* [Exercise directions]:
The records should be written out in full, with nothing altered.
**** Provided material
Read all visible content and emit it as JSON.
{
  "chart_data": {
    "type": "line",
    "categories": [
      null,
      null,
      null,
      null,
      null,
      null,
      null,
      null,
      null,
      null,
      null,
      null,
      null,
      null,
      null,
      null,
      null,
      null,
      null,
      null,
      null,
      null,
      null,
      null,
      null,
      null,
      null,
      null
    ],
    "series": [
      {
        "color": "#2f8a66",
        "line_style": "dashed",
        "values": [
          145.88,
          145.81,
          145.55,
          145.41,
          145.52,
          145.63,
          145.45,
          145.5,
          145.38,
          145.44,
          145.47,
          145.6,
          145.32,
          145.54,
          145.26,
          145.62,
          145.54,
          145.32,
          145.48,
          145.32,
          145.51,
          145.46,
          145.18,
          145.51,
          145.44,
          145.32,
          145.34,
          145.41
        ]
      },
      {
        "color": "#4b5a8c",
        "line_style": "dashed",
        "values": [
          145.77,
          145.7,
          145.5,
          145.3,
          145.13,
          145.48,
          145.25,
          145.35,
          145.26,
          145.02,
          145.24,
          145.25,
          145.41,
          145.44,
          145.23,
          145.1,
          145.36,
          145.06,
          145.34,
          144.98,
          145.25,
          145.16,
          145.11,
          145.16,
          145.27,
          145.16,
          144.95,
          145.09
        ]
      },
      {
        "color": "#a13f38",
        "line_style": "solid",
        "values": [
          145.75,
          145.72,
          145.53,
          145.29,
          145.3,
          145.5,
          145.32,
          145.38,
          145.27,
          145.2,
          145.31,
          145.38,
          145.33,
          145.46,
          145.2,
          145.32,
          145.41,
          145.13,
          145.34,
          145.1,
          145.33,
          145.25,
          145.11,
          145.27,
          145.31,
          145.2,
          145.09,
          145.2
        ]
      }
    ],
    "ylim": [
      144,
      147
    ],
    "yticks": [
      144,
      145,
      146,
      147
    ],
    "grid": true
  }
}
********
* [Result below]:
Read all visible content and emit it as JSON.
{
  "chart_data": {
    "type": "line",
    "categories": [
      null,
      null,
      null,
      null,
      null,
      null,
      null,
      null,
      null,
      null,
      null,
      null,
      null,
      null,
      null,
      null,
      null,
      null,
      null,
      null,
      null,
      null,
      null,
      null,
      null,
      null,
      null,
      null
    ],
    "series": [
      {
        "color": "#2f8a66",
        "line_style": "dashed",
        "values": [
          145.88,
          145.81,
          145.55,
          145.41,
          145.52,
          145.63,
          145.45,
          145.5,
          145.38,
          145.44,
          145.47,
          145.6,
          145.32,
          145.54,
          145.26,
          145.62,
          145.54,
          145.32,
          145.48,
          145.32,
          145.51,
          145.46,
          145.18,
          145.51,
          145.44,
          145.32,
          145.34,
          145.41
        ]
      },
      {
        "color": "#4b5a8c",
        "line_style": "dashed",
        "values": [
          145.77,
          145.7,
          145.5,
          145.3,
          145.13,
          145.48,
          145.25,
          145.35,
          145.26,
          145.02,
          145.24,
          145.25,
          145.41,
          145.44,
          145.23,
          145.1,
          145.36,
          145.06,
          145.34,
          144.98,
          145.25,
          145.16,
          145.11,
          145.16,
          145.27,
          145.16,
          144.95,
          145.09
        ]
      },
      {
        "color": "#a13f38",
        "line_style": "solid",
        "values": [
          145.75,
          145.72,
          145.53,
          145.29,
          145.3,
          145.5,
          145.32,
          145.38,
          145.27,
          145.2,
          145.31,
          145.38,
          145.33,
          145.46,
          145.2,
          145.32,
          145.41,
          145.13,
          145.34,
          145.1,
          145.33,
          145.25,
          145.11,
          145.27,
          145.31,
          145.2,
          145.09,
          145.2
        ]
      }
    ],
    "ylim": [
      144,
      147
    ],
    "yticks": [
      144,
      145,
      146,
      147
    ],
    "grid": true
  }
}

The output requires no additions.